I love Inform! and I'd still be using it, if it weren't for one main beef - it somehow manages to suck at math. There are no floating points available. How, during its entire development cycle, did this never come up as a needed or even slightly useful feature? I mean yeah, I could redesign my algorithm for skill decay and rust to use cabbages, but sometimes it can help to be able to get abstract, damnit!
I would say basic English skills are only tangentially related to learning Inform, however, in that the keywords and grammar looks like English, but if you try to talk to it about the weather in a way it doesn't like it will throw up its hands and call you a moron like any other language. It's a language full of "character" - as such, it can be difficult to debug or even understand what the hell is going on to start out with. Making it look like English, and sort of act like English, and coming up with documentation for common mistakes (the debugger reads like English too) took a lot of hard work, and that means that there's usually a very specific way the designers want you to say something so that it doesn't all fall apart around your ears.
That said, 90% of the appeal for me is still the anthropomorphism that weaves its way into the mix. Yeah, it's still a programming language, but you're writing sentences to make it do things. Once you get a flow going, assuming you're not trying to do something crazy at the time, it can be very much like writing a world into existence. If you struggle to relate to brackets and needlAbbrevnCamelFunctions and crap, you can get a taste of the intimacy experienced programmers have with their language using Inform. I got pretty far making a game before I realized how terrible it would be working around its lack of math, and I'd probably go back to it if they could just add some numbers. Maybe just one number? Doesn't even have to be a full float, you can use the back half for your garage. Please, Inform?

### EXERCISE 1
According to the post about Inform, why did the writer stop using Inform?
### EXERCISE 2
Translate the following sentence from the post about Inform into French: "Yeah, it's still a programming language, but you're writing sentences to make it do things."

### PROVIDED INFORMATION
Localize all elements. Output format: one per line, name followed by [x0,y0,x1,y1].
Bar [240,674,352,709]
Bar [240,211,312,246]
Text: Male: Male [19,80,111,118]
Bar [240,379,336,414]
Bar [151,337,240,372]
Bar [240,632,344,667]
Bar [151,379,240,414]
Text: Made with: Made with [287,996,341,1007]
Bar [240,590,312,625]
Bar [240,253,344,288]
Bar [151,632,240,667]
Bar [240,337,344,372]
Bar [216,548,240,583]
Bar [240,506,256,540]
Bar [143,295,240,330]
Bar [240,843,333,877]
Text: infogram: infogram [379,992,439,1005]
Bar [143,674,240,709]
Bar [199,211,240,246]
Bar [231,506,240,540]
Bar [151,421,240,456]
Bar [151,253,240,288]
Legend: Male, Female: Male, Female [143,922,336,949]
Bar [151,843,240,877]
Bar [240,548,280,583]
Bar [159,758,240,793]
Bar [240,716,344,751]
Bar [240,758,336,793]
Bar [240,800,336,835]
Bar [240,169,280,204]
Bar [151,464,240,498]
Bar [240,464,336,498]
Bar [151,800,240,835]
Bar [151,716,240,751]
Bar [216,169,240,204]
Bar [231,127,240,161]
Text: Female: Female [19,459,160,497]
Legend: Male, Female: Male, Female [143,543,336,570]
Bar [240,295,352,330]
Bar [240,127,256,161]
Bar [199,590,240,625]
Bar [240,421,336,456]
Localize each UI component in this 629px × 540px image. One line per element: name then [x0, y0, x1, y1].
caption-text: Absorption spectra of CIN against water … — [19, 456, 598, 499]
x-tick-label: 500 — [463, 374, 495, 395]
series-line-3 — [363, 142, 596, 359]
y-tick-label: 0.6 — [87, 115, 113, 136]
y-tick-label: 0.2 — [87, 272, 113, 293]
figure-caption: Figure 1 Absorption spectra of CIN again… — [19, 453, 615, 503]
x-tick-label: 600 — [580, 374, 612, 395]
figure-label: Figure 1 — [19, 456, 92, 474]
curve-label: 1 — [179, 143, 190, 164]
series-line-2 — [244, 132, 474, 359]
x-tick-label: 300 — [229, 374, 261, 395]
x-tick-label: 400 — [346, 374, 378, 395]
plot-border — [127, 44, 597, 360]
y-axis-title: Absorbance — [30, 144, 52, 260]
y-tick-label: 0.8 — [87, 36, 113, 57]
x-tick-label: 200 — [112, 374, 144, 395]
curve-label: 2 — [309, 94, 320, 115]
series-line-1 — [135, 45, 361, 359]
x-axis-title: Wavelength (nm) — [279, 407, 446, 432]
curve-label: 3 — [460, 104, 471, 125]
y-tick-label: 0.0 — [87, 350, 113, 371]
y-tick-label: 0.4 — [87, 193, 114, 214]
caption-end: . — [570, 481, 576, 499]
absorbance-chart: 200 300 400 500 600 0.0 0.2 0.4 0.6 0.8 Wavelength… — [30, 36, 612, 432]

### EXERCISE SOLUTION 1
The writer stopped because Inform handles math poorly and offers no floating-point numbers. The writer would otherwise still be using it.

### EXERCISE SOLUTION 2
Ouais, ça reste un langage de programmation, mais on écrit des phrases pour lui faire faire des choses.